→ **What is required**
Take down each entry exactly as written.

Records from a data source
§

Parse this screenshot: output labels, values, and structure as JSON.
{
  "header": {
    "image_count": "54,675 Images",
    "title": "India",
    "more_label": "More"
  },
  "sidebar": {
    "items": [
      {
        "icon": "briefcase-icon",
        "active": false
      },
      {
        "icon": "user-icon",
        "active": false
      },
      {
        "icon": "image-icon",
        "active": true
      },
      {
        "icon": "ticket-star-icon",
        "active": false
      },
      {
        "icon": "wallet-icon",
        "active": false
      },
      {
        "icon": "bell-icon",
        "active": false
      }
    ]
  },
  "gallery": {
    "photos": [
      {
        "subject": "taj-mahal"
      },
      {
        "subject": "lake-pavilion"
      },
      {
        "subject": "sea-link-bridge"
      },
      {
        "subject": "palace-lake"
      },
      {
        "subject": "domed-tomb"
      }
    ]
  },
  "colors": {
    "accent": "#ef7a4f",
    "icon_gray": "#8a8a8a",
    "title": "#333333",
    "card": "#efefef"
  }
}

§

→ **Exercise output**
Parse this screenshot: output labels, values, and structure as JSON.
{
  "header": {
    "image_count": "54,675 Images",
    "title": "India",
    "more_label": "More"
  },
  "sidebar": {
    "items": [
      {
        "icon": "briefcase-icon",
        "active": false
      },
      {
        "icon": "user-icon",
        "active": false
      },
      {
        "icon": "image-icon",
        "active": true
      },
      {
        "icon": "ticket-star-icon",
        "active": false
      },
      {
        "icon": "wallet-icon",
        "active": false
      },
      {
        "icon": "bell-icon",
        "active": false
      }
    ]
  },
  "gallery": {
    "photos": [
      {
        "subject": "taj-mahal"
      },
      {
        "subject": "lake-pavilion"
      },
      {
        "subject": "sea-link-bridge"
      },
      {
        "subject": "palace-lake"
      },
      {
        "subject": "domed-tomb"
      }
    ]
  },
  "colors": {
    "accent": "#ef7a4f",
    "icon_gray": "#8a8a8a",
    "title": "#333333",
    "card": "#efefef"
  }
}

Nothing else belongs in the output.